## [Requirement 1]
Pull out, word for word, the part of the text on Costco receipt checks that opens with the words containing "Have you ever" and closes with "the only reason.".
## [Requirement 2]
List every length of time mentioned in the text on Costco receipt checks, in the order each appears.
## [Requirement 3]
Carry on the text about Costco receipt checks from where it stops.

## [Page excerpt]
Have you ever wondered why Costco checks your receipt at the end of your visit? It can be annoying to wait in line to get it checked after you've already waited in line to pay for everything, but it always happens that way.
I just assumed that Costco is checking to make sure you're not stealing anything, although it's not like they do a fully intensive review as they look over your cart. But it turns out that's because they're not actually looking to see if you're shoplifting. Well, at least that's not the only reason.
Alex Barrett, a former Costco employee, revealed that the reason your receipt gets checked at end of your shopping trip isn't really to see if you're stealing, but rather to make sure you weren't overcharged for something you bought.
"Surprisingly, in my 12 years working at Costco, the receipt checkers prevented theft at the door by checking a receipt a grand total of zero times," Alex wrote. "They did, however, discover a discrepancy on a receipt about two times an hour. Either an overcharge (customer paid for one item twice) or an undercharge (customer didn't pay for an item)."
Another former Costco employee, identified only as David, spoke with Consumerist about his experience checking receipts at the chain. He echoed Alex's statements.
To my mind it's really not just to stop people from stealing. I hardly ever saw people that had items that had not been paid for. Literally maybe once or twice in a month of working the door. We would catch hundreds of dollars a week in overcharges, though.
Imagine if you're shopping at Costco and you bought a giant can of Nestle Quik (this actually happened once) but got charged twice for it. That's another $10. In that case we would either get a supervisor to refund your money, or send someone out onto the floor to get another can of Nestle Quik.
With the kind of volume Costco does errors are frequent and sometimes just can't be helped. The scanners are so sensitive that it's really easy to accidentally scan something twice and not notice.

## [Raw data]
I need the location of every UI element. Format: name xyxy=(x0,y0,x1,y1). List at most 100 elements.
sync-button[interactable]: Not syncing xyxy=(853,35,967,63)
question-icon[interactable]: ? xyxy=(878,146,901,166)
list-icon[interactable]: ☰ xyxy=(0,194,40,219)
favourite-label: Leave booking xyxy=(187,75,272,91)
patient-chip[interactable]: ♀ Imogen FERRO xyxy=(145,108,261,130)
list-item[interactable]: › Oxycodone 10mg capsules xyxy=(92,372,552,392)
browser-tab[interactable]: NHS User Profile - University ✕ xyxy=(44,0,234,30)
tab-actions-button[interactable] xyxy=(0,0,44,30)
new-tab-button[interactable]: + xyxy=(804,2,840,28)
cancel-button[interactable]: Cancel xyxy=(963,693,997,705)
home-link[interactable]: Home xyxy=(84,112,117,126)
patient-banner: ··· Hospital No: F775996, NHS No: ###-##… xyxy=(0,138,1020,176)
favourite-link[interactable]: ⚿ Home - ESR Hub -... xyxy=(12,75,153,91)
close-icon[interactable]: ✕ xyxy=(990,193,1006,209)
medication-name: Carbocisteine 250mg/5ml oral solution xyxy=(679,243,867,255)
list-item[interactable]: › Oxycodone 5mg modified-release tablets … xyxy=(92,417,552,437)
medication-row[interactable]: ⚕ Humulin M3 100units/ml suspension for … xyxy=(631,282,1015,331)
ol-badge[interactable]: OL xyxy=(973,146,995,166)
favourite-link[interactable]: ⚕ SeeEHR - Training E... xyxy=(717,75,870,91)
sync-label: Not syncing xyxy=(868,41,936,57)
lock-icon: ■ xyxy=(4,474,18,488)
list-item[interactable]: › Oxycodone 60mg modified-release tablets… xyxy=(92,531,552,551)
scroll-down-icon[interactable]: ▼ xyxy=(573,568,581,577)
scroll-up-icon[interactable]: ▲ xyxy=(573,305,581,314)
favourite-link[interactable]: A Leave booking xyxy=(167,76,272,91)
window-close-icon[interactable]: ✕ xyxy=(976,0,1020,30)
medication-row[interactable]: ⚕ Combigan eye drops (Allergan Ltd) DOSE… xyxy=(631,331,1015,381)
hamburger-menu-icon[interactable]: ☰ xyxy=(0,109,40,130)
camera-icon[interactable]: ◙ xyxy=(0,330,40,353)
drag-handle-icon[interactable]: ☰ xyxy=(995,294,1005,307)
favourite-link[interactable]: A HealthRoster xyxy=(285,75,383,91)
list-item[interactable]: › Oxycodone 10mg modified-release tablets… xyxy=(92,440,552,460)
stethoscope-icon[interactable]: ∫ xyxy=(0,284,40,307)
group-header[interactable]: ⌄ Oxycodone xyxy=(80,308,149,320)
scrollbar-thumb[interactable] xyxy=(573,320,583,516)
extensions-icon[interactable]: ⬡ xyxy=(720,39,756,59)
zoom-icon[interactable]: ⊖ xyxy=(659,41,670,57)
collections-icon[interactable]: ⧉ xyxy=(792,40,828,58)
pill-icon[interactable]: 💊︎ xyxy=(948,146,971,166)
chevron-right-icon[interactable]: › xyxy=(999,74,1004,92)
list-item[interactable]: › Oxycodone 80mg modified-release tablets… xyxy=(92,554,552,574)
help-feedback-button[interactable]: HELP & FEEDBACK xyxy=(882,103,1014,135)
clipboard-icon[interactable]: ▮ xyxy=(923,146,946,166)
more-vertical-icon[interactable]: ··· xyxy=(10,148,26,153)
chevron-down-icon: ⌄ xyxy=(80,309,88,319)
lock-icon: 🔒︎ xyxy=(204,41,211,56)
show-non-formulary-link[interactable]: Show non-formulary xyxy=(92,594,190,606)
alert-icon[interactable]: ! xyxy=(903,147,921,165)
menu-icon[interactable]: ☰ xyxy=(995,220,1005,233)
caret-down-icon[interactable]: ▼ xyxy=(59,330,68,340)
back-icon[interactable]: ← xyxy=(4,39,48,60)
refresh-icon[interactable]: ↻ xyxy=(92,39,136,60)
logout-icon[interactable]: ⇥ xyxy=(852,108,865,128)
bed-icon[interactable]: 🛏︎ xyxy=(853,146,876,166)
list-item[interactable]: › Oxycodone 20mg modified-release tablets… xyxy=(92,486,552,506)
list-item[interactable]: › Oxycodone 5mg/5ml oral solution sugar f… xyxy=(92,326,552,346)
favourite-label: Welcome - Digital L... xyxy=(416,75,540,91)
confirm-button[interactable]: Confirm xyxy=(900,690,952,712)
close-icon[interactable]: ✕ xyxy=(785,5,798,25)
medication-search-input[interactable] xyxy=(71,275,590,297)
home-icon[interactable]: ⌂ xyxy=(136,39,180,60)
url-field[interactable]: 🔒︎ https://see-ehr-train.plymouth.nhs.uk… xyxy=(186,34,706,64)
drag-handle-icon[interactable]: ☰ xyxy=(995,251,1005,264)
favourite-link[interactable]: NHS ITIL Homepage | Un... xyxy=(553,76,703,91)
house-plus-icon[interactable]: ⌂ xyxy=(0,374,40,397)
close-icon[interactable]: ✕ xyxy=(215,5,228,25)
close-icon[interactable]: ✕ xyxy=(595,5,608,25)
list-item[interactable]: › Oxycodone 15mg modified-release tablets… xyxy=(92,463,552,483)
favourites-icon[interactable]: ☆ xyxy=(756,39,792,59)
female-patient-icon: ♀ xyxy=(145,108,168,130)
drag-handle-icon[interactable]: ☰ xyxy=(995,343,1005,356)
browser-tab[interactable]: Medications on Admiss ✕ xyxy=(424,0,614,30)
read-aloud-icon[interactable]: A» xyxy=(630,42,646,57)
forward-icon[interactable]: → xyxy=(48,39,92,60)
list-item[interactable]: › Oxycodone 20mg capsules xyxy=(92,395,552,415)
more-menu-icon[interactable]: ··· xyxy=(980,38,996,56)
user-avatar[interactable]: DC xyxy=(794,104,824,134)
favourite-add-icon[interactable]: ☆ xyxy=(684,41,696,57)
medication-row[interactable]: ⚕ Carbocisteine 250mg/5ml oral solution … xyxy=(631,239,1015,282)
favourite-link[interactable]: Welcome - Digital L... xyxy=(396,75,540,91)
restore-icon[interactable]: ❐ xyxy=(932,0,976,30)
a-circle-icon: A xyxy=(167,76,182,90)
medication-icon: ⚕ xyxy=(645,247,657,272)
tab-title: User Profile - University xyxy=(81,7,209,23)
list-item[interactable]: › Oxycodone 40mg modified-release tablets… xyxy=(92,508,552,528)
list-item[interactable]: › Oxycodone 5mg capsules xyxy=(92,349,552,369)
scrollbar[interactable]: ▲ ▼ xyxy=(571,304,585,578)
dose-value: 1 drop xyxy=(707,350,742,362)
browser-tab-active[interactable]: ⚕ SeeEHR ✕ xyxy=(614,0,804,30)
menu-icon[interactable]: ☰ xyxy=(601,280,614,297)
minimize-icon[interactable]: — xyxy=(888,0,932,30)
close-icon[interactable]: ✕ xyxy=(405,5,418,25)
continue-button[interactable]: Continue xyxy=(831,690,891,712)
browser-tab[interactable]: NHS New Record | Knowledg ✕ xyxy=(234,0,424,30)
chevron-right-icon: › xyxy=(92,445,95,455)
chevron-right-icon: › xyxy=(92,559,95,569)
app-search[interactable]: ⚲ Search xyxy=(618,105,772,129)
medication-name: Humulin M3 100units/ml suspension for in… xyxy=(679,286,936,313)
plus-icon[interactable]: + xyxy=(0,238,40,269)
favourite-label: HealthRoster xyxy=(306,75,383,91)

## [Task output 1]
Have you ever wondered why Costco checks your receipt at the end of your visit? It can be annoying to wait in line to get it checked after you've already waited in line to pay for everything, but it always happens that way.
I just assumed that Costco is checking to make sure you're not stealing anything, although it's not like they do a fully intensive review as they look over your cart. But it turns out that's because they're not actually looking to see if you're shoplifting. Well, at least that's not the only reason.

## [Task output 2]
12 years
an hour
a month
a week

## [Task output 3]
The exit door procedure I would usually follow was to check the receipt for multiples of the same item and make sure they were there. If they didn't have a lot of items in the cart we would just look at the "Total number of items" shown on the bottom of the receipt, count the number of items in the cart and make sure that matched.
We weren't trained to catch shoplifting, we were trained to make sure that people were not being overcharged. During the time I spent receipt checking I probably caught well over $1000 in overcharges.
And if you wanted to leave the store without showing your receipt? Well then be ready to hand over your membership. It's clearly stated in the membership terms and conditions that you have to show your receipt.
To ensure that all members are correctly charged for the merchandise purchased, all receipts and merchandise will be inspected as you leave the warehouse.
One guy, named Timothy Walls, really didn't want his receipt checked, and it ended in a physical altercation. Walls "became so upset when the employee stopped him that he picked up the worker by his shirt collar and shoved him against a pillar," store officials said.
Walls ended up breaking his leg in two places after another employee tripped him, and he required surgery. He racked up $100,000 in medical bills and eventually sued Costco for $610,000, including over $500,000 in "pain and suffering."
A jury deliberated for two hours, and awarded Walls nothing.